▶ _Given task_
From the listing, collect all lines containing the word "resulting".
— Start Excerpted data —
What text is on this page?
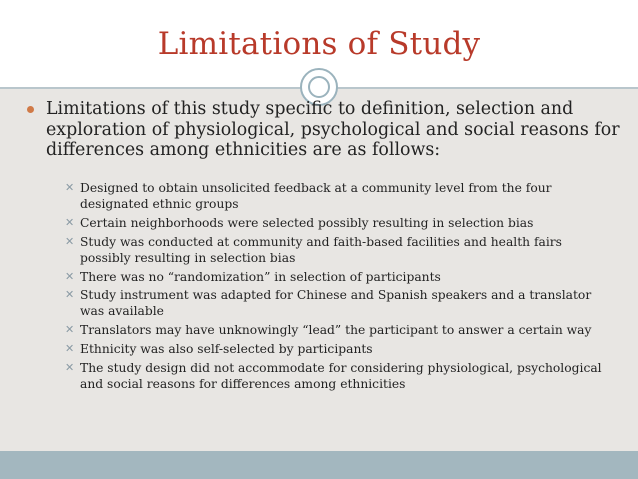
Limitations of Study
Limitations of this study specific to definition, selection and exploration of physiological, psychological and social reasons for differences among ethnicities are as follows:
✕ Designed to obtain unsolicited feedback at a community level from the four designated ethnic groups
✕ Certain neighborhoods were selected possibly resulting in selection bias
✕ Study was conducted at community and faith-based facilities and health fairs possibly resulting in selection bias
✕ There was no “randomization” in selection of participants
✕ Study instrument was adapted for Chinese and Spanish speakers and a translator was available
✕ Translators may have unknowingly “lead” the participant to answer a certain way
✕ Ethnicity was also self-selected by participants
✕ The study design did not accommodate for considering physiological, psychological and social reasons for differences among ethnicities
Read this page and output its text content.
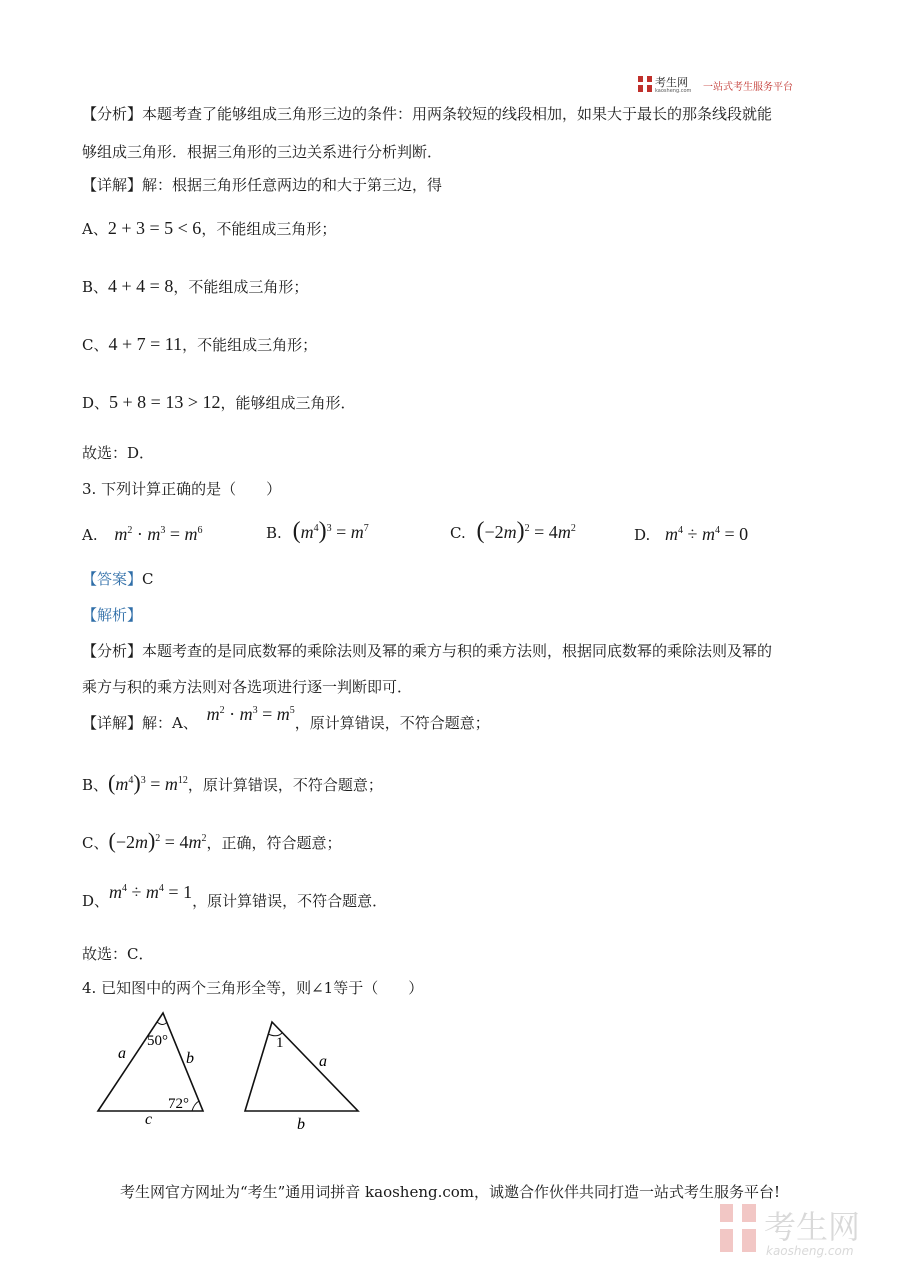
考生网
kaosheng.com 一站式考生服务平台
【分析】本题考查了能够组成三角形三边的条件：用两条较短的线段相加，如果大于最长的那条线段就能
够组成三角形．根据三角形的三边关系进行分析判断．
【详解】解：根据三角形任意两边的和大于第三边，得
A、2 + 3 = 5 < 6，不能组成三角形；
B、4 + 4 = 8，不能组成三角形；
C、4 + 7 = 11，不能组成三角形；
D、5 + 8 = 13 > 12，能够组成三角形．
故选：D．
3. 下列计算正确的是（　　）
A. $m^2 \cdot m^3 = m^6$	B. $(m^4)^3 = m^7$	C. $(-2m)^2 = 4m^2$	D. $m^4 \div m^4 = 0$
【答案】C
【解析】
【分析】本题考查的是同底数幂的乘除法则及幂的乘方与积的乘方法则，根据同底数幂的乘除法则及幂的
乘方与积的乘方法则对各选项进行逐一判断即可．
【详解】解：A、 $m^2 \cdot m^3 = m^5$，原计算错误，不符合题意；
B、$(m^4)^3 = m^{12}$，原计算错误，不符合题意；
C、$(-2m)^2 = 4m^2$，正确，符合题意；
D、$m^4 \div m^4 = 1$，原计算错误，不符合题意．
故选：C．
4. 已知图中的两个三角形全等，则∠1等于（　　）
50°
72°
a	b
c
1
a
b
考生网官方网址为“考生”通用词拼音 kaosheng.com，诚邀合作伙伴共同打造一站式考生服务平台!
考生网
kaosheng.com
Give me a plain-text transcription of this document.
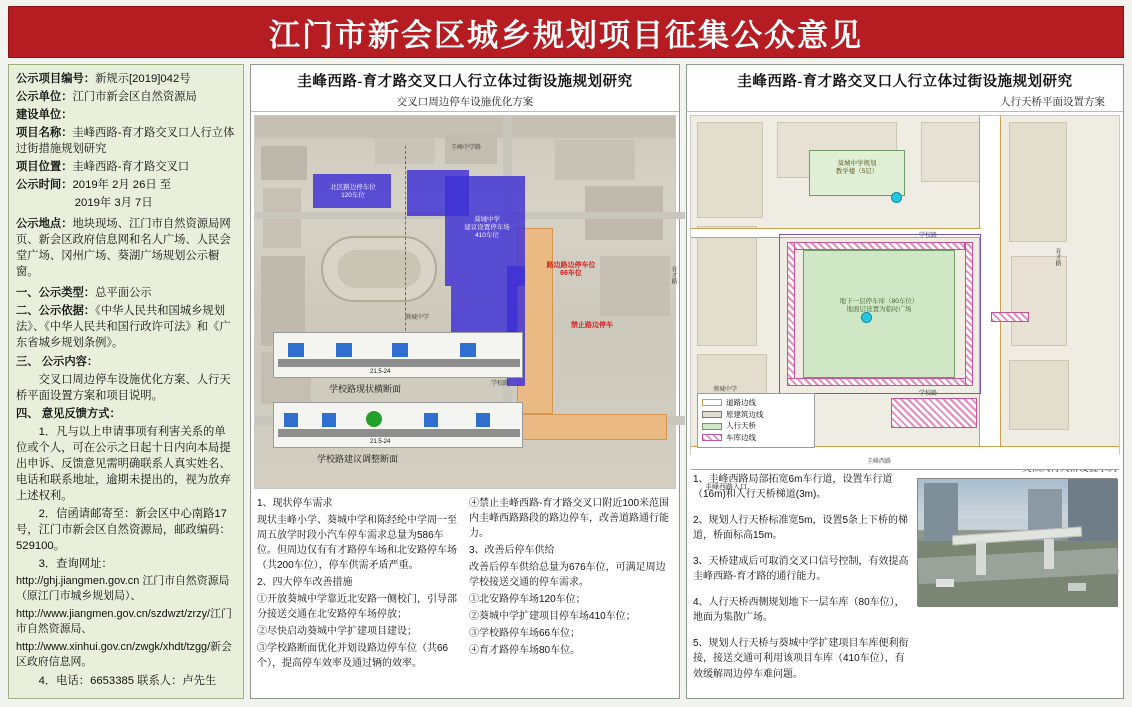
江门市新会区城乡规划项目征集公众意见

公示项目编号：新规示[2019]042号

公示单位：江门市新会区自然资源局

建设单位：

项目名称：圭峰西路-育才路交叉口人行立体过街措施规划研究

项目位置：圭峰西路-育才路交叉口

公示时间：2019年 2月 26日 至

2019年 3月 7日

公示地点：地块现场、江门市自然资源局网页、新会区政府信息网和名人广场、人民会堂广场、冈州广场、葵湖广场规划公示橱窗。

一、公示类型：总平面公示

二、公示依据：《中华人民共和国城乡规划法》、《中华人民共和国行政许可法》和《广东省城乡规划条例》。

三、 公示内容：

交叉口周边停车设施优化方案、人行天桥平面设置方案和项目说明。

四、 意见反馈方式：

1．凡与以上申请事项有利害关系的单位或个人，可在公示之日起十日内向本局提出申诉、反馈意见需明确联系人真实姓名、电话和联系地址，逾期未提出的，视为放弃上述权利。

2．信函请邮寄至：新会区中心南路17号，江门市新会区自然资源局，邮政编码：529100。

3．查询网址：

http://ghj.jiangmen.gov.cn 江门市自然资源局（原江门市城乡规划局）、

http://www.jiangmen.gov.cn/szdwzt/zrzy/江门市自然资源局、

http://www.xinhui.gov.cn/zwgk/xhdt/tzgg/新会区政府信息网。

4．电话：6653385 联系人：卢先生

圭峰西路-育才路交叉口人行立体过街设施规划研究
交叉口周边停车设施优化方案
北区路边停车位
120车位
葵城中学
建议设置停车场
410车位
路边路边停车位
66车位

禁止路边停车
圭峰中学路
育才路
葵城中学
学校路
21.5-24
学校路现状横断面
21.5-24
学校路建议调整断面

1、现状停车需求

现状圭峰小学、葵城中学和陈经纶中学周一至周五放学时段小汽车停车需求总量为586车位。但周边仅有有才路停车场和北安路停车场（共200车位），停车供需矛盾严重。

2、四大停车改善措施

①开放葵城中学靠近北安路一侧校门，引导部分接送交通在北安路停车场停放；

②尽快启动葵城中学扩建项目建设；

③学校路断面优化并划设路边停车位（共66个），提高停车效率及通过辆的效率。

④禁止圭峰西路-育才路交叉口附近100米范围内圭峰西路路段的路边停车，改善道路通行能力。

3、改善后停车供给

改善后停车供给总量为676车位，可满足周边学校接送交通的停车需求。

①北安路停车场120车位；

②葵城中学扩建项目停车场410车位；

③学校路停车场66车位；

④育才路停车场80车位。

圭峰西路-育才路交叉口人行立体过街设施规划研究
人行天桥平面设置方案
葵城中学规划
教学楼（5层）
地下一层停车库（80车位）
地面层设置为临时广场
学校路
学校路
葵城中学
育才路
圭峰西路
圭峰西路入口
道路边线
原建筑边线
人行天桥
车库边线

1、圭峰西路局部拓宽6m车行道，设置车行道（16m)和人行天桥梯道(3m)。

2、规划人行天桥标准宽5m，设置5条上下桥的梯道，桥面标高15m。

3、天桥建成后可取消交叉口信号控制，有效提高圭峰西路-育才路的通行能力。

4、人行天桥西侧规划地下一层车库（80车位），地面为集散广场。

5、规划人行天桥与葵城中学扩建项目车库便利衔接，接送交通可利用该项目车库（410车位），有效缓解周边停车难问题。
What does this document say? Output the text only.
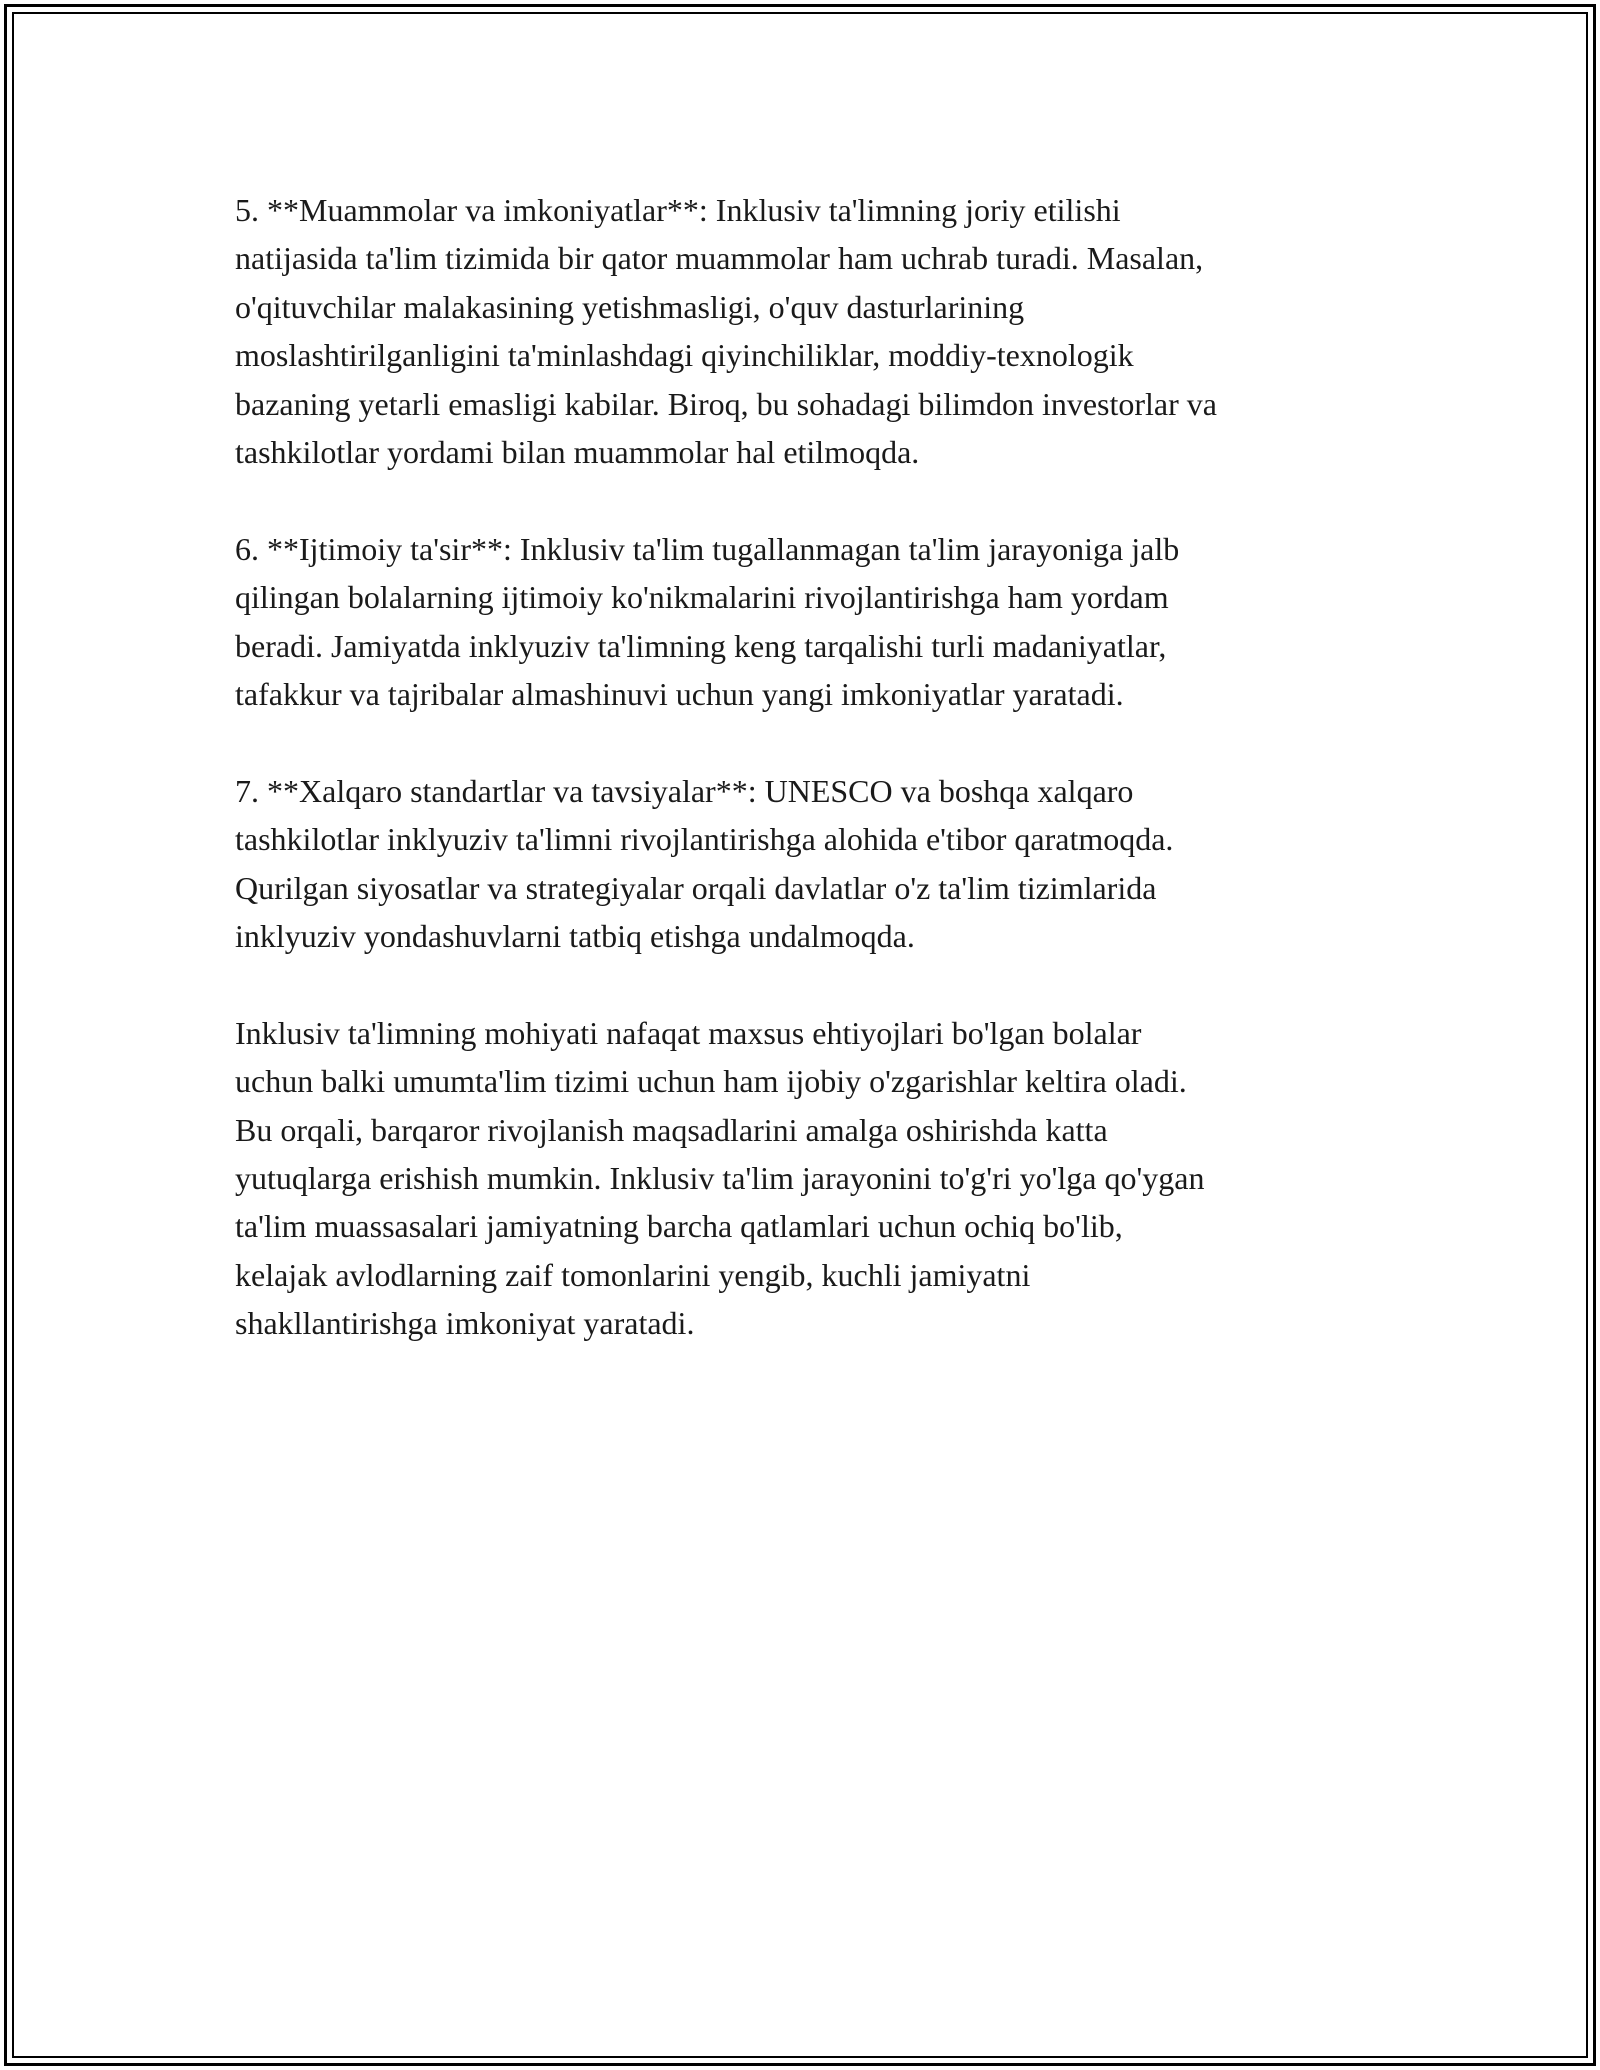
5. **Muammolar va imkoniyatlar**: Inklusiv ta'limning joriy etilishi
natijasida ta'lim tizimida bir qator muammolar ham uchrab turadi. Masalan,
o'qituvchilar malakasining yetishmasligi, o'quv dasturlarining
moslashtirilganligini ta'minlashdagi qiyinchiliklar, moddiy-texnologik
bazaning yetarli emasligi kabilar. Biroq, bu sohadagi bilimdon investorlar va
tashkilotlar yordami bilan muammolar hal etilmoqda.

6. **Ijtimoiy ta'sir**: Inklusiv ta'lim tugallanmagan ta'lim jarayoniga jalb
qilingan bolalarning ijtimoiy ko'nikmalarini rivojlantirishga ham yordam
beradi. Jamiyatda inklyuziv ta'limning keng tarqalishi turli madaniyatlar,
tafakkur va tajribalar almashinuvi uchun yangi imkoniyatlar yaratadi.

7. **Xalqaro standartlar va tavsiyalar**: UNESCO va boshqa xalqaro
tashkilotlar inklyuziv ta'limni rivojlantirishga alohida e'tibor qaratmoqda.
Qurilgan siyosatlar va strategiyalar orqali davlatlar o'z ta'lim tizimlarida
inklyuziv yondashuvlarni tatbiq etishga undalmoqda.

Inklusiv ta'limning mohiyati nafaqat maxsus ehtiyojlari bo'lgan bolalar
uchun balki umumta'lim tizimi uchun ham ijobiy o'zgarishlar keltira oladi.
Bu orqali, barqaror rivojlanish maqsadlarini amalga oshirishda katta
yutuqlarga erishish mumkin. Inklusiv ta'lim jarayonini to'g'ri yo'lga qo'ygan
ta'lim muassasalari jamiyatning barcha qatlamlari uchun ochiq bo'lib,
kelajak avlodlarning zaif tomonlarini yengib, kuchli jamiyatni
shakllantirishga imkoniyat yaratadi.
— End Excerpted data —
▶ _Task result_
✕ Certain neighborhoods were selected possibly resulting in selection bias
✕ Study was conducted at community and faith-based facilities and health fairs possibly resulting in selection bias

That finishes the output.